» **THE REQUEST**:
Copy out the lines below, starting at the one containing "List every element" and ending at the one containing "algeria-blue-spot bbox=[425, 122, 455, 135]", with both of those included. Leave out the pictures.

» **DATASET RECORDS**:
Start
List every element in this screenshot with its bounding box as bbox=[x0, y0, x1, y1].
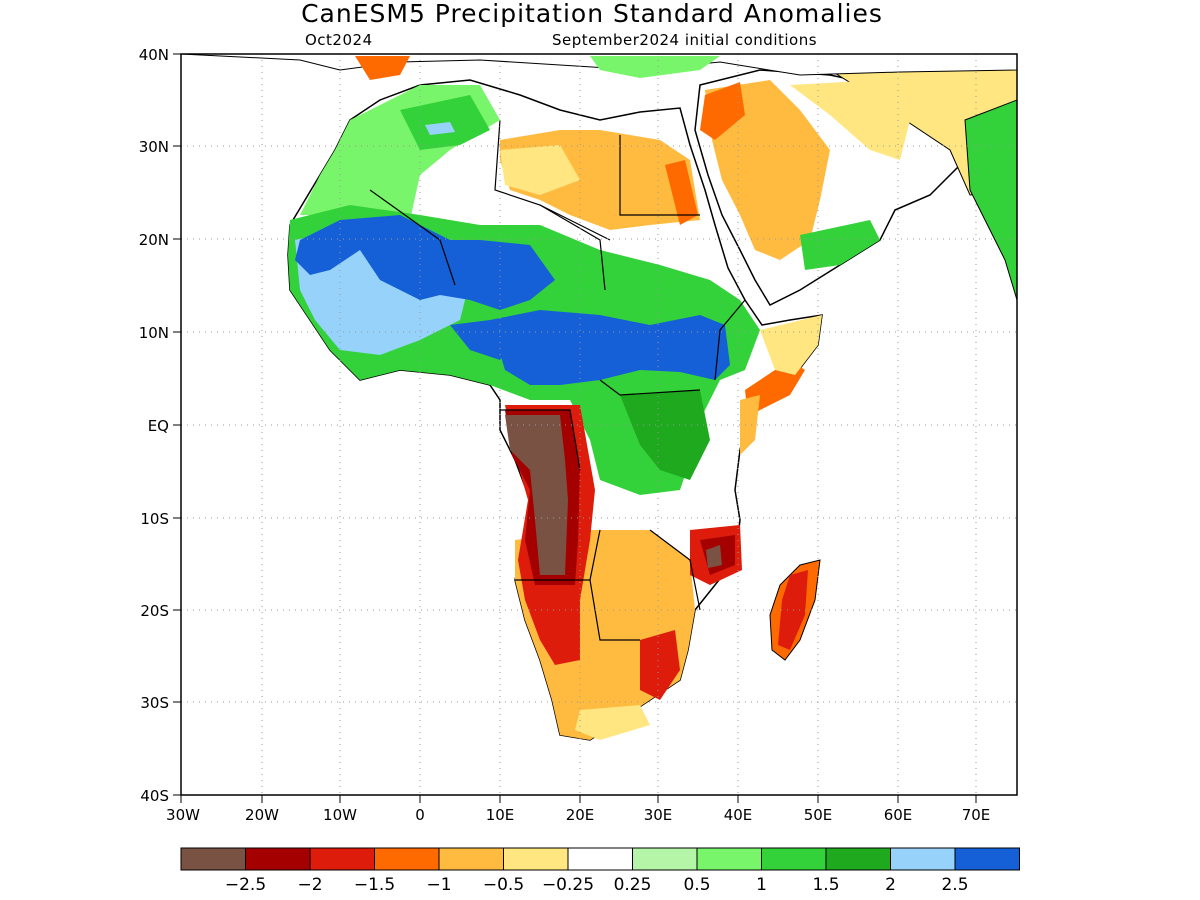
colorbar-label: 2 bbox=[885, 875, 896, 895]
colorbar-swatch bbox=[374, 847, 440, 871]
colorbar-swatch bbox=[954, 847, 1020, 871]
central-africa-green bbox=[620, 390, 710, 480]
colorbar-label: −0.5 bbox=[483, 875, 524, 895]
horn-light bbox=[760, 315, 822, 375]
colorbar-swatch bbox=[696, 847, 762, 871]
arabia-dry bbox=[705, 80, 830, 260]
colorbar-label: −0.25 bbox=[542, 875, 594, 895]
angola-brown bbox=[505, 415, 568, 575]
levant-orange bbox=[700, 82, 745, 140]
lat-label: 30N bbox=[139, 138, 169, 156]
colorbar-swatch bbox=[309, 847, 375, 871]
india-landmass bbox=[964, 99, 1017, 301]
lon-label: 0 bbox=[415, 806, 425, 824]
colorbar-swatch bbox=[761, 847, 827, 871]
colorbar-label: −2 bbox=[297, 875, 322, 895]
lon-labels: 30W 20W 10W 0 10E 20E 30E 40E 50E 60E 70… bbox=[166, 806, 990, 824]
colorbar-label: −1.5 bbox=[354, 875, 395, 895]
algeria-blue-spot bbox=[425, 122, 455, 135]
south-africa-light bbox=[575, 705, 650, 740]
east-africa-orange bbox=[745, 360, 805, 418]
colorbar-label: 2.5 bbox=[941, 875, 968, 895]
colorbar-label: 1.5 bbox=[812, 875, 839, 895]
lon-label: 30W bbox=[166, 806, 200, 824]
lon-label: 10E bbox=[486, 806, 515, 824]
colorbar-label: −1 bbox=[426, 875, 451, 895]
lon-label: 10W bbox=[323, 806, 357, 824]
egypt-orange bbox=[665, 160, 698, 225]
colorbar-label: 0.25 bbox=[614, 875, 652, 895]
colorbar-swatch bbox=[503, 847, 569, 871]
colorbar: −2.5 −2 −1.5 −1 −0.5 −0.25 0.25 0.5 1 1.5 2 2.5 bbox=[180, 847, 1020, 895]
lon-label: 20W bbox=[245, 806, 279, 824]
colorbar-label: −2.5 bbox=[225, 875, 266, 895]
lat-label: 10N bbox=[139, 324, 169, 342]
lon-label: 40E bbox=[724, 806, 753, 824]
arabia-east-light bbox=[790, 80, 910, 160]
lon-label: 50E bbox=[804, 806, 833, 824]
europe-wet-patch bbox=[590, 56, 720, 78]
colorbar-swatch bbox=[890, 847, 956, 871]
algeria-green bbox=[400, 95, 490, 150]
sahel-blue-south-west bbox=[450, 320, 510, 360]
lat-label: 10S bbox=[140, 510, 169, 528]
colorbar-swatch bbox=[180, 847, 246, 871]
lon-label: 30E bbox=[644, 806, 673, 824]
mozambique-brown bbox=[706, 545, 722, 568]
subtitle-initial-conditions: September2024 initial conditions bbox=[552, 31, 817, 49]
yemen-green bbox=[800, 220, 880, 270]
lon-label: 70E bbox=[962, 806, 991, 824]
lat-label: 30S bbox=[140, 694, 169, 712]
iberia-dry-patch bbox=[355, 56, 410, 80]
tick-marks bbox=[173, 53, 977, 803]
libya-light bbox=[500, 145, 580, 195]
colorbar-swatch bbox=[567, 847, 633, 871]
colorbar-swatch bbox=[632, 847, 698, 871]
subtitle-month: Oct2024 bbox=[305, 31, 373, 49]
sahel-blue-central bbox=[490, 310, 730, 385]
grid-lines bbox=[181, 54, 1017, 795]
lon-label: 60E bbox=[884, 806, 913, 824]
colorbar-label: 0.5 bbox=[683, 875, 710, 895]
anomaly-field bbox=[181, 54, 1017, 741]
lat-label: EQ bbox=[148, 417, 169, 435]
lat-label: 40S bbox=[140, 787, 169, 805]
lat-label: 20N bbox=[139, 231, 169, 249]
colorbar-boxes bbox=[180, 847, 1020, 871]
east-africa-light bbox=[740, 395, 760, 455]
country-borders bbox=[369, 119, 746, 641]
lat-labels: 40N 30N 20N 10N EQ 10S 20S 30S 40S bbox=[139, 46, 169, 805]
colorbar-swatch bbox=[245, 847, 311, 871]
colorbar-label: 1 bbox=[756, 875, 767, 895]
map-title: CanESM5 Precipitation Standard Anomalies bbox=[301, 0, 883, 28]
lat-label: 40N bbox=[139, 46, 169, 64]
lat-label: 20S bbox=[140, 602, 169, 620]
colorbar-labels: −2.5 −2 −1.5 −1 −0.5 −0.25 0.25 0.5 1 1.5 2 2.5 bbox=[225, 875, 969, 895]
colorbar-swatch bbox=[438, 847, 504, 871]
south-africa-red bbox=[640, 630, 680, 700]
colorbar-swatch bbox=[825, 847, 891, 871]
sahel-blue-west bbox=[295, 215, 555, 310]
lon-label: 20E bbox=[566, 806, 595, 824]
End
Start
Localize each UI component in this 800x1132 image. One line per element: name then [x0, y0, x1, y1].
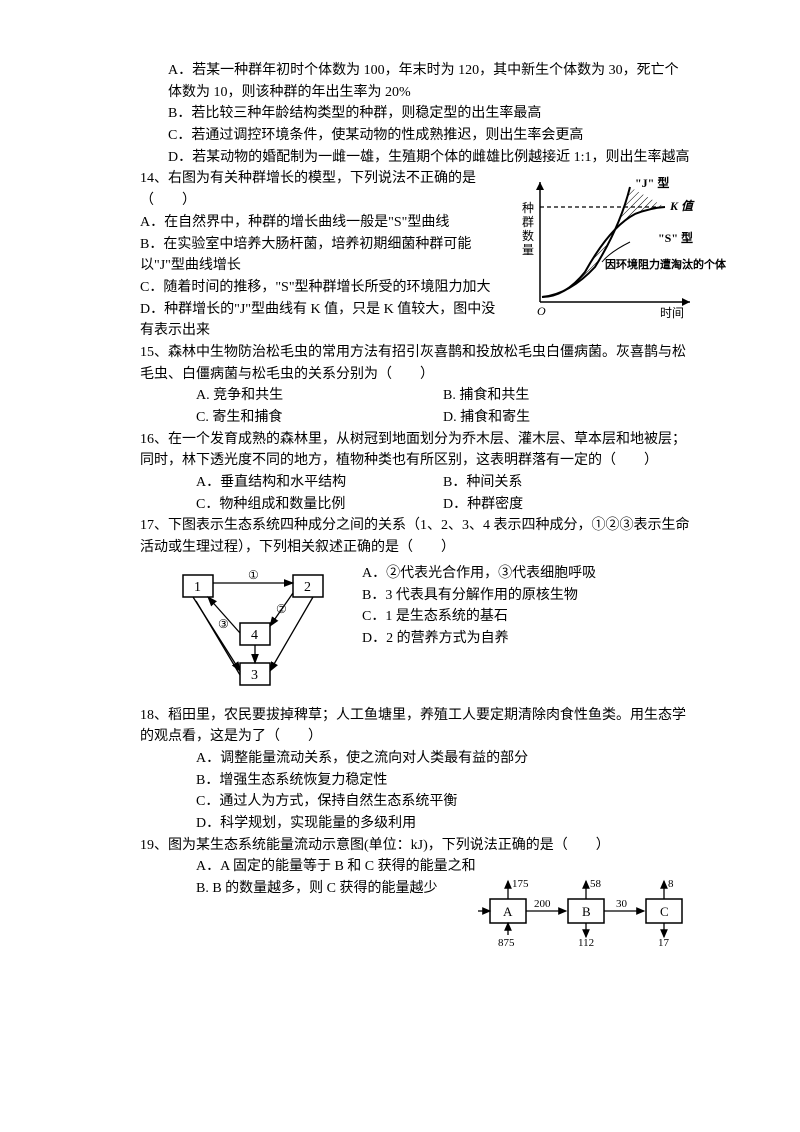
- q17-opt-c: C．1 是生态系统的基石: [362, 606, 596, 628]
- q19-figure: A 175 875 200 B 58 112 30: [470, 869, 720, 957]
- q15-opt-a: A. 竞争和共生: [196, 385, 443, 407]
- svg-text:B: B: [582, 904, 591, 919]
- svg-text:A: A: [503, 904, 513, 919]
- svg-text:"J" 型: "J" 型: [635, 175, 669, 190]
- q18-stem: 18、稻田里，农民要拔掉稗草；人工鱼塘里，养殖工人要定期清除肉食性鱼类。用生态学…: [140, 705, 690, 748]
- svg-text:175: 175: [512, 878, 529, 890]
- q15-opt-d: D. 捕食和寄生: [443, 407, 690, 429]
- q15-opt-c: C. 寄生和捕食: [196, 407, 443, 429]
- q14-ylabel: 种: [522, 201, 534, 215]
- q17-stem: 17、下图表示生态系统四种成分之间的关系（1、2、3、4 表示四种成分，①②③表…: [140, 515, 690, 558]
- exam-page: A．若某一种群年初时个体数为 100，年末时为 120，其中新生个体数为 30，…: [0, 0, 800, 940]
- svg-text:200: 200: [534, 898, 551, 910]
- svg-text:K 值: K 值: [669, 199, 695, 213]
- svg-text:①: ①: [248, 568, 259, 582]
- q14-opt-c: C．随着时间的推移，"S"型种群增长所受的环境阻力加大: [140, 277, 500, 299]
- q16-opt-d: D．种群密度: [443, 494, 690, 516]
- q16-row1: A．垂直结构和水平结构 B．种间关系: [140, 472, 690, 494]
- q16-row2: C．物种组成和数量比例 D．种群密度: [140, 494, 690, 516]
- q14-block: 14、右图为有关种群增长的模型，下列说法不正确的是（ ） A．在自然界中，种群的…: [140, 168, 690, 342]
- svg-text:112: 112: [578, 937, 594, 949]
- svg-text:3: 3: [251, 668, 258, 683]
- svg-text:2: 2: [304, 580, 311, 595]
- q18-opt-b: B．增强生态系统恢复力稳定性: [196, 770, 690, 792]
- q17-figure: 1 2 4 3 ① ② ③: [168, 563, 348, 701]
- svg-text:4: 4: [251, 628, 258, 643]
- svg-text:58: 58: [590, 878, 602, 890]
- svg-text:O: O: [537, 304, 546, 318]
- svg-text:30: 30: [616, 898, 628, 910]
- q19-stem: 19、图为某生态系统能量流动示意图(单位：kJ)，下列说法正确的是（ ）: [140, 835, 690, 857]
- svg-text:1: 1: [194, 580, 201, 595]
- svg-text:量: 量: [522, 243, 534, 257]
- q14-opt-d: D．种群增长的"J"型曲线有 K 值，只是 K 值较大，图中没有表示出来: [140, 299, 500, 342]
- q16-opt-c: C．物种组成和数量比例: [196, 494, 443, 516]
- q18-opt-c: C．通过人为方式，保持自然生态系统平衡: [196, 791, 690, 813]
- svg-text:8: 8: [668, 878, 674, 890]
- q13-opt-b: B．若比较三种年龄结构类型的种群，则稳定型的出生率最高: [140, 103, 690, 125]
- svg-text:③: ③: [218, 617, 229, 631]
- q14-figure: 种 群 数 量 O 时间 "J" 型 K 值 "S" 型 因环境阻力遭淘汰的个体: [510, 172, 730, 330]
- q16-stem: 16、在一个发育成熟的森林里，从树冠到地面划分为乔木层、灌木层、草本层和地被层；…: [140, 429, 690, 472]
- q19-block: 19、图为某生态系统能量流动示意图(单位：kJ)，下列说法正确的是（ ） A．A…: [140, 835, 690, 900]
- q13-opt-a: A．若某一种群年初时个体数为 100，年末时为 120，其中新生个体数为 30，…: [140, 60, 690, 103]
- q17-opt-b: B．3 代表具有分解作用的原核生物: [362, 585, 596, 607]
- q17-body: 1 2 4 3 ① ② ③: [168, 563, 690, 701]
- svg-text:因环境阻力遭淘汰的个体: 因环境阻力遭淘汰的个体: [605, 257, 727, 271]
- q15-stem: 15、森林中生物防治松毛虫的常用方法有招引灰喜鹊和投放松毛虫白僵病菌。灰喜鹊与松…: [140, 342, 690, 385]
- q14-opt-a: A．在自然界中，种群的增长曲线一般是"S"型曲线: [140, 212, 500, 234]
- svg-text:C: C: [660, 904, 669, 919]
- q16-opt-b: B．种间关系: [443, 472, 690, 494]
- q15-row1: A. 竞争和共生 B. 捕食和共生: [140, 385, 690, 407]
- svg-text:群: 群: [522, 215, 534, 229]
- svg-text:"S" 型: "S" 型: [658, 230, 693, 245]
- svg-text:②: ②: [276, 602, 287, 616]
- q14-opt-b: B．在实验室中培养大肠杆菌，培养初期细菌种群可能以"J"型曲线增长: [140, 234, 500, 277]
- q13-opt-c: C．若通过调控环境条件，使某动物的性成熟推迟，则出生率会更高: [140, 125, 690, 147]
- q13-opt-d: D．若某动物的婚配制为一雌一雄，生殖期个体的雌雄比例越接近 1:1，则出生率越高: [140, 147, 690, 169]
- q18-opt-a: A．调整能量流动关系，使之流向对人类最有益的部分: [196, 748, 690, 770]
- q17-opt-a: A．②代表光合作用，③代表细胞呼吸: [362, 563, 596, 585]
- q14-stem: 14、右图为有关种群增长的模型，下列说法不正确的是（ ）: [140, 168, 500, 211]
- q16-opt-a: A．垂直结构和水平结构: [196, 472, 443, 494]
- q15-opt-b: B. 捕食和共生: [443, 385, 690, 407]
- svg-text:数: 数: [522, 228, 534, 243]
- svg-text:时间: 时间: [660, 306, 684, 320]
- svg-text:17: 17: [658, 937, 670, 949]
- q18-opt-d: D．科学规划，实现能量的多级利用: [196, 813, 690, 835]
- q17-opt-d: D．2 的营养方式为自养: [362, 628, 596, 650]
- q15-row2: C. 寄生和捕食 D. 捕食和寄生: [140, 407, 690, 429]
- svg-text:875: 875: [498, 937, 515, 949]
End
Start
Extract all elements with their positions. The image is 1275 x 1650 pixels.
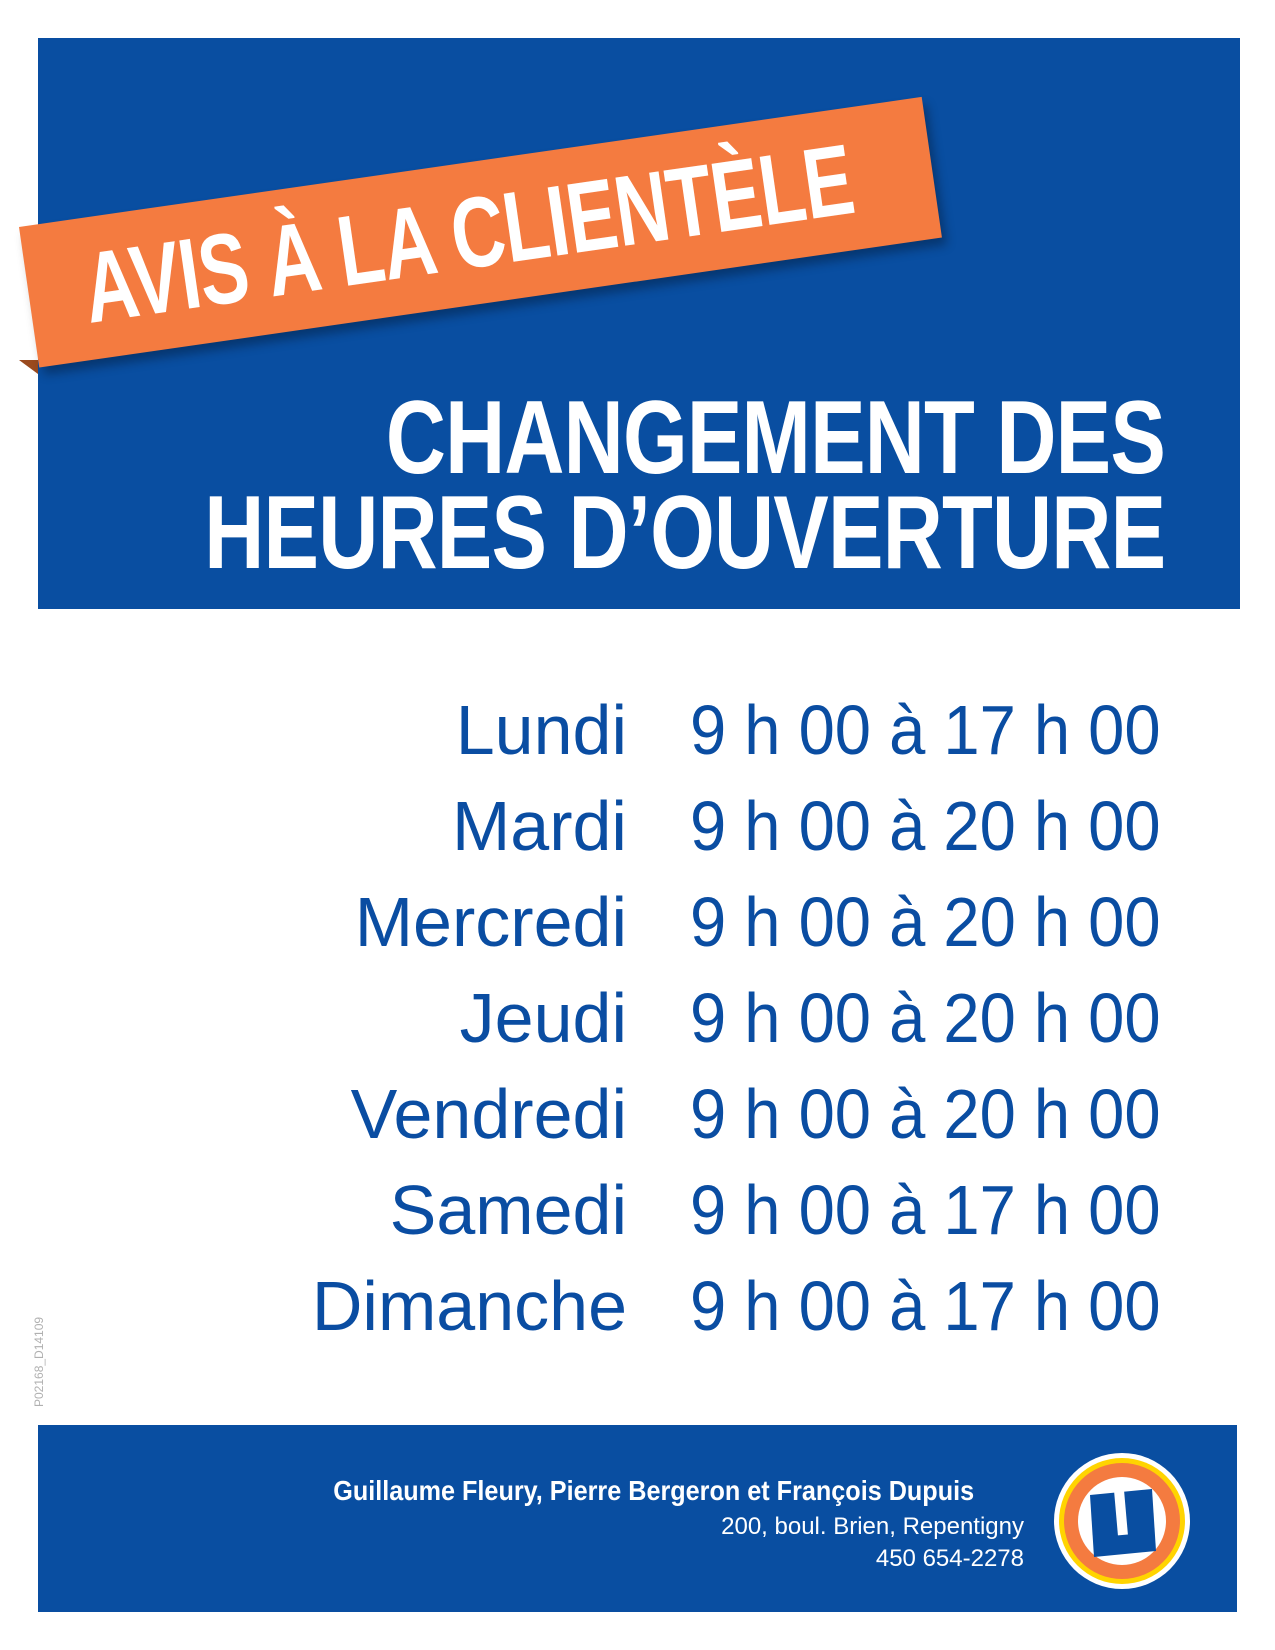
End
» **PROBLEM SOLUTION**:
List every element in this screenshot with its bounding box as bbox=[x0, y0, x1, y1].
colorbar-label: 2 bbox=[885, 875, 896, 895]
colorbar-swatch bbox=[374, 847, 440, 871]
colorbar-swatch bbox=[954, 847, 1020, 871]
central-africa-green bbox=[620, 390, 710, 480]
colorbar-label: −0.5 bbox=[483, 875, 524, 895]
horn-light bbox=[760, 315, 822, 375]
colorbar-swatch bbox=[696, 847, 762, 871]
arabia-dry bbox=[705, 80, 830, 260]
colorbar-label: −0.25 bbox=[542, 875, 594, 895]
angola-brown bbox=[505, 415, 568, 575]
levant-orange bbox=[700, 82, 745, 140]
lat-label: 30N bbox=[139, 138, 169, 156]
colorbar-swatch bbox=[309, 847, 375, 871]
india-landmass bbox=[964, 99, 1017, 301]
lon-label: 0 bbox=[415, 806, 425, 824]
colorbar-swatch bbox=[761, 847, 827, 871]
colorbar-label: −2 bbox=[297, 875, 322, 895]
lon-labels: 30W 20W 10W 0 10E 20E 30E 40E 50E 60E 70… bbox=[166, 806, 990, 824]
colorbar-label: −1.5 bbox=[354, 875, 395, 895]
algeria-blue-spot bbox=[425, 122, 455, 135]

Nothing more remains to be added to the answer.